Do this
Reproduce the records verbatim from their start through the line with "annotate this image: element", including that line. Leave the pictures out of your answer.

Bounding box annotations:
***
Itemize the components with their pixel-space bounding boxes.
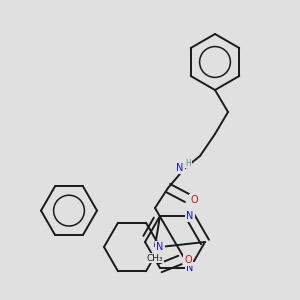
Text: H: H [185,158,191,167]
Text: N: N [186,211,194,221]
Text: N: N [176,163,184,173]
Text: N: N [186,263,194,273]
Text: O: O [184,255,192,265]
Text: CH₃: CH₃ [147,254,163,262]
Text: N: N [156,242,164,252]
Text: O: O [190,195,198,205]
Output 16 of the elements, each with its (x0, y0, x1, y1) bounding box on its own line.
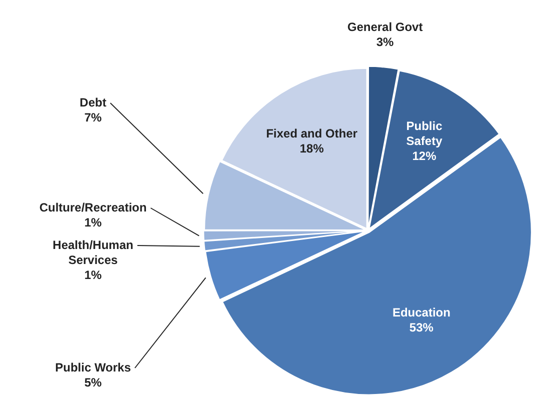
data-label: 1% (84, 268, 102, 282)
slice-label: Public Safety (406, 119, 443, 148)
data-label: 12% (412, 149, 437, 164)
data-label: 7% (84, 110, 102, 124)
data-label: 53% (409, 320, 434, 335)
data-label: 1% (84, 215, 102, 230)
slice-label: Debt (80, 95, 106, 110)
data-label: 5% (84, 375, 102, 390)
slice-label: Health/Human Services (52, 238, 134, 267)
data-label: 3% (376, 35, 394, 50)
data-label: 18% (300, 142, 324, 156)
slice-label: Fixed and Other (266, 126, 358, 141)
slice-label: General Govt (347, 20, 423, 34)
slice-label: Public Works (55, 360, 132, 374)
slice-label: Culture/Recreation (39, 200, 147, 214)
slice-label: Education (392, 306, 450, 320)
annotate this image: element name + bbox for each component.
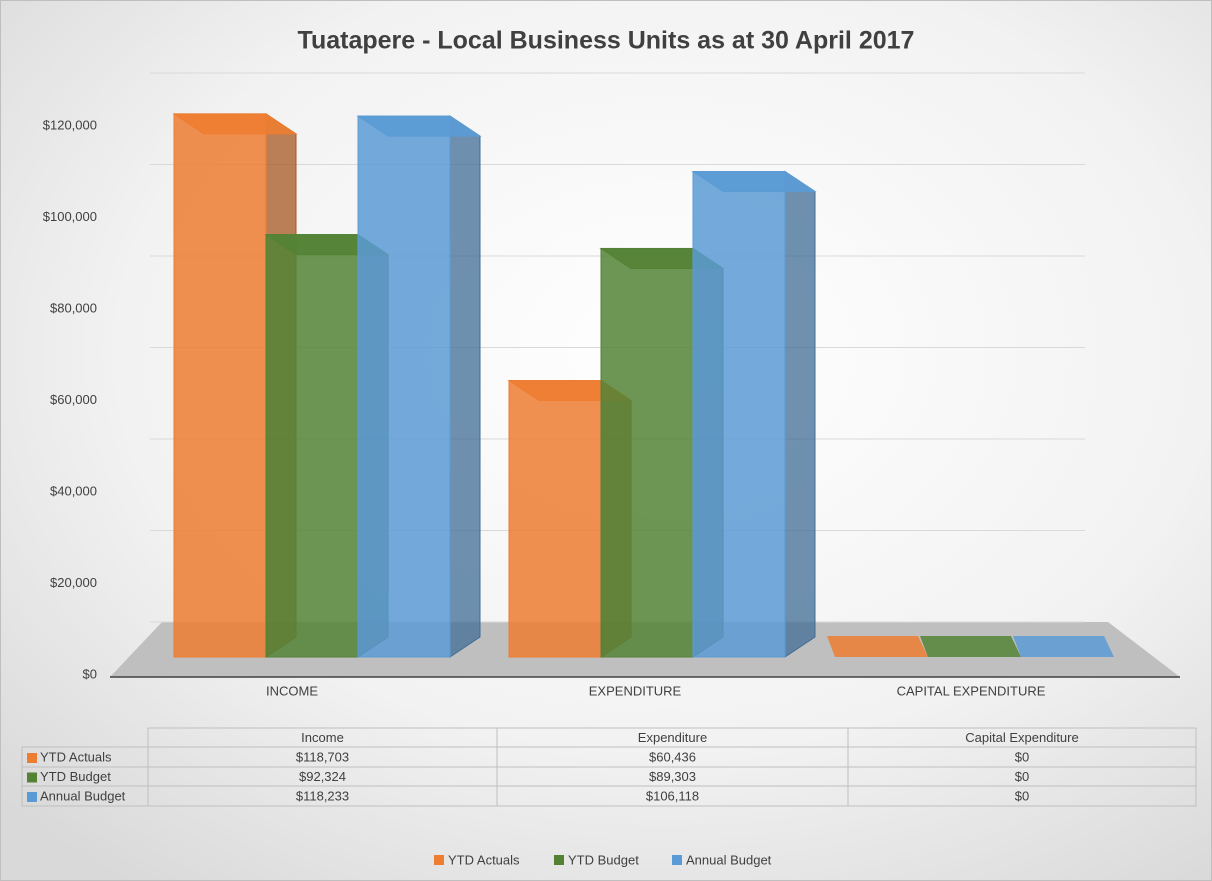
table-header: Income [301, 730, 344, 745]
table-header: Capital Expenditure [965, 730, 1078, 745]
row-header: YTD Actuals [40, 749, 112, 764]
table-cell: $60,436 [649, 749, 696, 764]
row-header: YTD Budget [40, 769, 111, 784]
bar-top [172, 113, 298, 135]
bar-top [691, 171, 817, 193]
y-tick-label: $60,000 [50, 392, 97, 407]
legend-label: Annual Budget [686, 852, 772, 867]
table-cell: $89,303 [649, 769, 696, 784]
bar [173, 113, 267, 658]
bar-top [356, 115, 482, 137]
legend-swatch [672, 855, 682, 865]
legend-label: YTD Actuals [448, 852, 520, 867]
x-tick-label: EXPENDITURE [589, 683, 682, 698]
table-header: Expenditure [638, 730, 707, 745]
legend-swatch [554, 855, 564, 865]
bars: INCOME EXPENDITURE CAPITAL EXPENDITURE [172, 112, 1114, 698]
table-cell: $118,703 [296, 749, 349, 764]
y-tick-label: $40,000 [50, 483, 97, 498]
table-cell: $92,324 [299, 769, 346, 784]
y-tick-label: $80,000 [50, 300, 97, 315]
bar-side [449, 115, 481, 658]
bar [508, 380, 602, 658]
bar-group [356, 115, 482, 658]
legend-swatch [27, 753, 37, 763]
bar [357, 115, 451, 658]
grid: $0 $20,000 $40,000 $60,000 $80,000 $100,000 $1… [43, 72, 1085, 681]
legend: YTD Actuals YTD Budget Annual Budget [434, 852, 772, 867]
y-tick-label: $0 [83, 666, 97, 681]
y-tick-label: $20,000 [50, 575, 97, 590]
legend-swatch [27, 772, 37, 783]
bar [920, 636, 1021, 657]
table-cell: $118,233 [296, 788, 349, 803]
x-tick-label: CAPITAL EXPENDITURE [897, 683, 1046, 698]
table-cell: $0 [1015, 749, 1029, 764]
x-tick-label: INCOME [266, 683, 318, 698]
y-tick-label: $120,000 [43, 117, 97, 132]
row-header: Annual Budget [40, 788, 126, 803]
bar [265, 234, 359, 658]
bar [1013, 636, 1114, 657]
bar-side [784, 170, 816, 658]
table-cell: $0 [1015, 769, 1029, 784]
bar [600, 247, 694, 658]
bar-group [691, 170, 817, 658]
bar [692, 171, 786, 658]
legend-swatch [27, 792, 37, 802]
table-cell: $106,118 [646, 788, 699, 803]
bar [827, 636, 928, 657]
y-tick-label: $100,000 [43, 209, 97, 224]
data-table: Income Expenditure Capital Expenditure YTD … [21, 727, 1197, 807]
table-cell: $0 [1015, 788, 1029, 803]
legend-label: YTD Budget [568, 852, 639, 867]
chart-title: Tuatapere - Local Business Units as at 3… [298, 27, 915, 55]
legend-swatch [434, 855, 444, 865]
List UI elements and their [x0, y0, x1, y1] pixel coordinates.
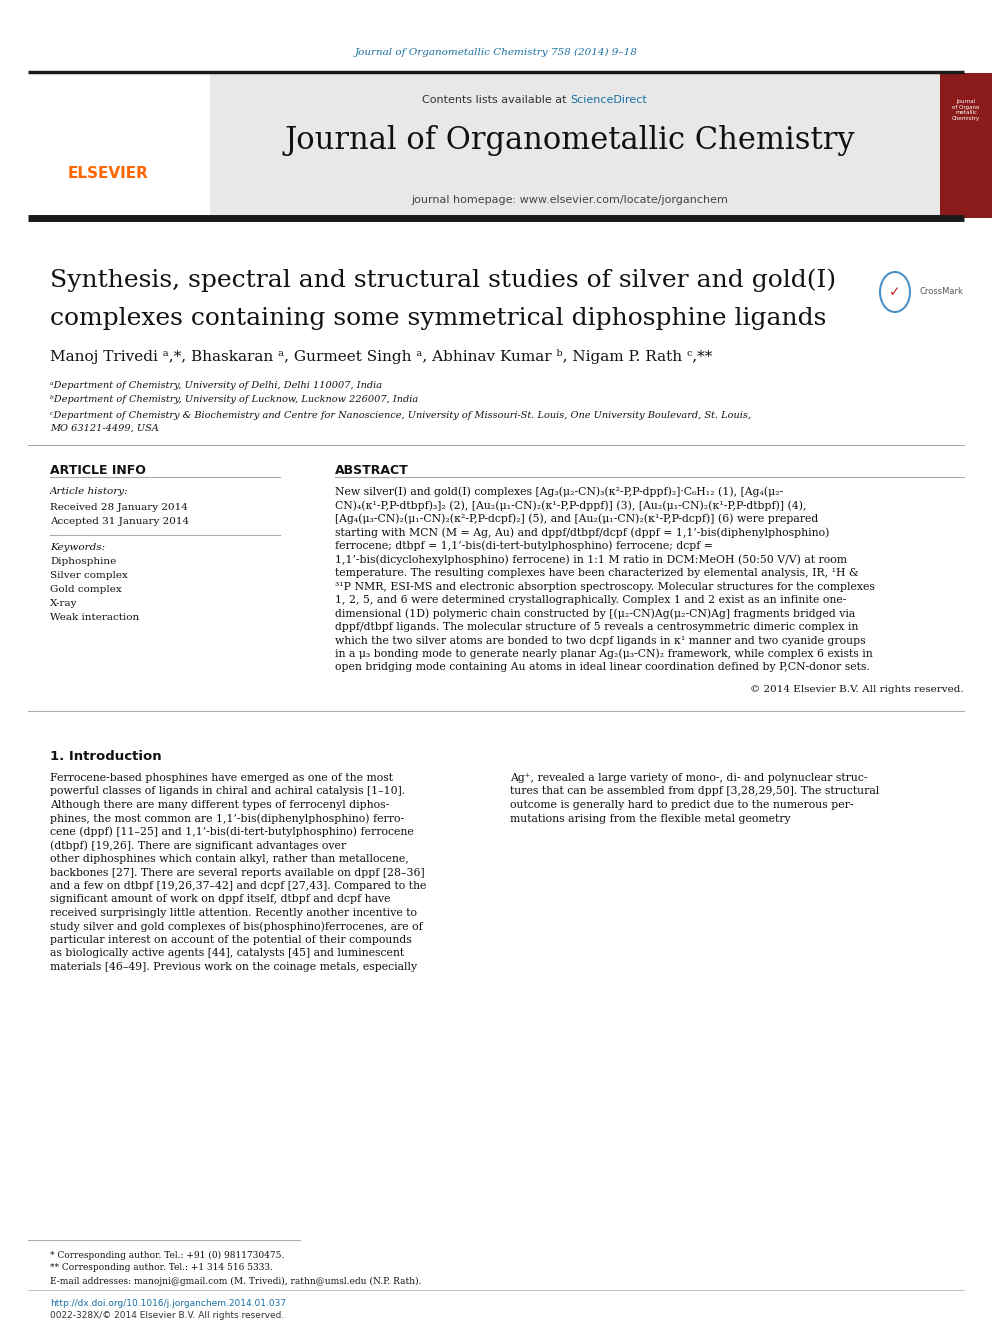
Text: outcome is generally hard to predict due to the numerous per-: outcome is generally hard to predict due…	[510, 800, 853, 810]
Text: Journal
of Organo
metallic
Chemistry: Journal of Organo metallic Chemistry	[952, 99, 980, 122]
Bar	[940, 73, 992, 218]
Text: * Corresponding author. Tel.: +91 (0) 9811730475.: * Corresponding author. Tel.: +91 (0) 98…	[50, 1250, 285, 1259]
Text: 1, 2, 5, and 6 were determined crystallographically. Complex 1 and 2 exist as an: 1, 2, 5, and 6 were determined crystallo…	[335, 595, 846, 605]
Text: in a μ₃ bonding mode to generate nearly planar Ag₂(μ₃-CN)₂ framework, while comp: in a μ₃ bonding mode to generate nearly …	[335, 648, 873, 659]
Text: study silver and gold complexes of bis(phosphino)ferrocenes, are of: study silver and gold complexes of bis(p…	[50, 921, 423, 931]
Text: ScienceDirect: ScienceDirect	[570, 95, 647, 105]
Text: Weak interaction: Weak interaction	[50, 614, 139, 623]
Text: Manoj Trivedi ᵃ,*, Bhaskaran ᵃ, Gurmeet Singh ᵃ, Abhinav Kumar ᵇ, Nigam P. Rath : Manoj Trivedi ᵃ,*, Bhaskaran ᵃ, Gurmeet …	[50, 348, 712, 364]
Text: Journal of Organometallic Chemistry: Journal of Organometallic Chemistry	[285, 124, 855, 156]
Text: particular interest on account of the potential of their compounds: particular interest on account of the po…	[50, 935, 412, 945]
Text: ᵃDepartment of Chemistry, University of Delhi, Delhi 110007, India: ᵃDepartment of Chemistry, University of …	[50, 381, 382, 389]
Text: ** Corresponding author. Tel.: +1 314 516 5333.: ** Corresponding author. Tel.: +1 314 51…	[50, 1263, 273, 1273]
Text: Synthesis, spectral and structural studies of silver and gold(I): Synthesis, spectral and structural studi…	[50, 269, 836, 292]
Text: 1. Introduction: 1. Introduction	[50, 750, 162, 762]
Text: ABSTRACT: ABSTRACT	[335, 463, 409, 476]
Text: 0022-328X/© 2014 Elsevier B.V. All rights reserved.: 0022-328X/© 2014 Elsevier B.V. All right…	[50, 1311, 285, 1319]
Text: (dtbpf) [19,26]. There are significant advantages over: (dtbpf) [19,26]. There are significant a…	[50, 840, 346, 851]
Text: as biologically active agents [44], catalysts [45] and luminescent: as biologically active agents [44], cata…	[50, 949, 404, 958]
Text: temperature. The resulting complexes have been characterized by elemental analys: temperature. The resulting complexes hav…	[335, 568, 859, 578]
Text: X-ray: X-ray	[50, 599, 77, 609]
Text: starting with MCN (M = Ag, Au) and dppf/dtbpf/dcpf (dppf = 1,1’-bis(diphenylphos: starting with MCN (M = Ag, Au) and dppf/…	[335, 528, 829, 537]
Text: ✓: ✓	[889, 284, 901, 299]
Text: ARTICLE INFO: ARTICLE INFO	[50, 463, 146, 476]
Text: cene (dppf) [11–25] and 1,1’-bis(di-tert-butylphosphino) ferrocene: cene (dppf) [11–25] and 1,1’-bis(di-tert…	[50, 827, 414, 837]
Text: which the two silver atoms are bonded to two dcpf ligands in κ¹ manner and two c: which the two silver atoms are bonded to…	[335, 635, 866, 646]
Text: significant amount of work on dppf itself, dtbpf and dcpf have: significant amount of work on dppf itsel…	[50, 894, 391, 905]
Text: tures that can be assembled from dppf [3,28,29,50]. The structural: tures that can be assembled from dppf [3…	[510, 786, 879, 796]
Text: received surprisingly little attention. Recently another incentive to: received surprisingly little attention. …	[50, 908, 417, 918]
Text: mutations arising from the flexible metal geometry: mutations arising from the flexible meta…	[510, 814, 791, 823]
Text: Gold complex: Gold complex	[50, 586, 122, 594]
Text: other diphosphines which contain alkyl, rather than metallocene,: other diphosphines which contain alkyl, …	[50, 855, 409, 864]
Text: Ferrocene-based phosphines have emerged as one of the most: Ferrocene-based phosphines have emerged …	[50, 773, 393, 783]
Text: CN)₄(κ¹-P,P-dtbpf)₃]₂ (2), [Au₂(μ₁-CN)₂(κ¹-P,P-dppf)] (3), [Au₂(μ₁-CN)₂(κ¹-P,P-d: CN)₄(κ¹-P,P-dtbpf)₃]₂ (2), [Au₂(μ₁-CN)₂(…	[335, 500, 806, 511]
Text: ᶜDepartment of Chemistry & Biochemistry and Centre for Nanoscience, University o: ᶜDepartment of Chemistry & Biochemistry …	[50, 410, 751, 419]
Text: dppf/dtbpf ligands. The molecular structure of 5 reveals a centrosymmetric dimer: dppf/dtbpf ligands. The molecular struct…	[335, 622, 858, 632]
Text: Ag⁺, revealed a large variety of mono-, di- and polynuclear struc-: Ag⁺, revealed a large variety of mono-, …	[510, 773, 867, 783]
Text: Contents lists available at: Contents lists available at	[422, 95, 570, 105]
Text: E-mail addresses: manojni@gmail.com (M. Trivedi), rathn@umsl.edu (N.P. Rath).: E-mail addresses: manojni@gmail.com (M. …	[50, 1277, 422, 1286]
Text: Diphosphine: Diphosphine	[50, 557, 116, 566]
Text: phines, the most common are 1,1’-bis(diphenylphosphino) ferro-: phines, the most common are 1,1’-bis(dip…	[50, 814, 404, 824]
Text: ᵇDepartment of Chemistry, University of Lucknow, Lucknow 226007, India: ᵇDepartment of Chemistry, University of …	[50, 396, 419, 405]
Text: [Ag₄(μ₃-CN)₂(μ₁-CN)₂(κ²-P,P-dcpf)₂] (5), and [Au₂(μ₁-CN)₂(κ¹-P,P-dcpf)] (6) were: [Ag₄(μ₃-CN)₂(μ₁-CN)₂(κ²-P,P-dcpf)₂] (5),…	[335, 513, 818, 524]
Text: Although there are many different types of ferrocenyl diphos-: Although there are many different types …	[50, 800, 389, 810]
Text: Accepted 31 January 2014: Accepted 31 January 2014	[50, 516, 189, 525]
Text: MO 63121-4499, USA: MO 63121-4499, USA	[50, 423, 159, 433]
Text: powerful classes of ligands in chiral and achiral catalysis [1–10].: powerful classes of ligands in chiral an…	[50, 786, 405, 796]
Text: New silver(I) and gold(I) complexes [Ag₃(μ₂-CN)₃(κ²-P,P-dppf)₂]·C₆H₁₂ (1), [Ag₄(: New silver(I) and gold(I) complexes [Ag₃…	[335, 487, 784, 497]
Text: Journal of Organometallic Chemistry 758 (2014) 9–18: Journal of Organometallic Chemistry 758 …	[354, 48, 638, 57]
Text: materials [46–49]. Previous work on the coinage metals, especially: materials [46–49]. Previous work on the …	[50, 962, 417, 972]
Text: Keywords:: Keywords:	[50, 544, 105, 553]
Text: Article history:: Article history:	[50, 487, 129, 496]
Text: CrossMark: CrossMark	[920, 287, 964, 296]
Text: http://dx.doi.org/10.1016/j.jorganchem.2014.01.037: http://dx.doi.org/10.1016/j.jorganchem.2…	[50, 1298, 286, 1307]
Text: and a few on dtbpf [19,26,37–42] and dcpf [27,43]. Compared to the: and a few on dtbpf [19,26,37–42] and dcp…	[50, 881, 427, 890]
Text: ³¹P NMR, ESI-MS and electronic absorption spectroscopy. Molecular structures for: ³¹P NMR, ESI-MS and electronic absorptio…	[335, 582, 875, 591]
Bar	[28, 73, 210, 173]
Text: Silver complex: Silver complex	[50, 572, 128, 581]
Text: open bridging mode containing Au atoms in ideal linear coordination defined by P: open bridging mode containing Au atoms i…	[335, 663, 870, 672]
Text: dimensional (1D) polymeric chain constructed by [(μ₂-CN)Ag(μ₂-CN)Ag] fragments b: dimensional (1D) polymeric chain constru…	[335, 609, 855, 619]
Text: Received 28 January 2014: Received 28 January 2014	[50, 503, 187, 512]
Text: ferrocene; dtbpf = 1,1’-bis(di-tert-butylphosphino) ferrocene; dcpf =: ferrocene; dtbpf = 1,1’-bis(di-tert-buty…	[335, 541, 713, 552]
Text: © 2014 Elsevier B.V. All rights reserved.: © 2014 Elsevier B.V. All rights reserved…	[750, 684, 964, 693]
Text: ELSEVIER: ELSEVIER	[67, 165, 149, 180]
Text: 1,1’-bis(dicyclohexylphosphino) ferrocene) in 1:1 M ratio in DCM:MeOH (50:50 V/V: 1,1’-bis(dicyclohexylphosphino) ferrocen…	[335, 554, 847, 565]
Bar	[210, 73, 940, 218]
Text: backbones [27]. There are several reports available on dppf [28–36]: backbones [27]. There are several report…	[50, 868, 425, 877]
Text: journal homepage: www.elsevier.com/locate/jorganchem: journal homepage: www.elsevier.com/locat…	[412, 194, 728, 205]
Text: complexes containing some symmetrical diphosphine ligands: complexes containing some symmetrical di…	[50, 307, 826, 329]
***
Answer for the task
Itemize the components with their pixel-space bounding boxes.
Text: H: H [185,158,191,167]
Text: N: N [186,211,194,221]
Text: N: N [176,163,184,173]
Text: N: N [186,263,194,273]
Text: O: O [184,255,192,265]
Text: CH₃: CH₃ [147,254,163,262]
Text: N: N [156,242,164,252]
Text: O: O [190,195,198,205]
Output 16 of the elements, each with its (x0, y0, x1, y1) bounding box on its own line.
data-label: 1% (84, 268, 102, 282)
slice-label: Public Safety (406, 119, 443, 148)
data-label: 12% (412, 149, 437, 164)
data-label: 7% (84, 110, 102, 124)
data-label: 53% (409, 320, 434, 335)
data-label: 1% (84, 215, 102, 230)
slice-label: Debt (80, 95, 106, 110)
data-label: 5% (84, 375, 102, 390)
slice-label: Health/Human Services (52, 238, 134, 267)
data-label: 3% (376, 35, 394, 50)
data-label: 18% (300, 142, 324, 156)
slice-label: Fixed and Other (266, 126, 358, 141)
slice-label: General Govt (347, 20, 423, 34)
slice-label: Public Works (55, 360, 132, 374)
slice-label: Culture/Recreation (39, 200, 147, 214)
slice-label: Education (392, 306, 450, 320)
annotate this image: element name + bbox for each component.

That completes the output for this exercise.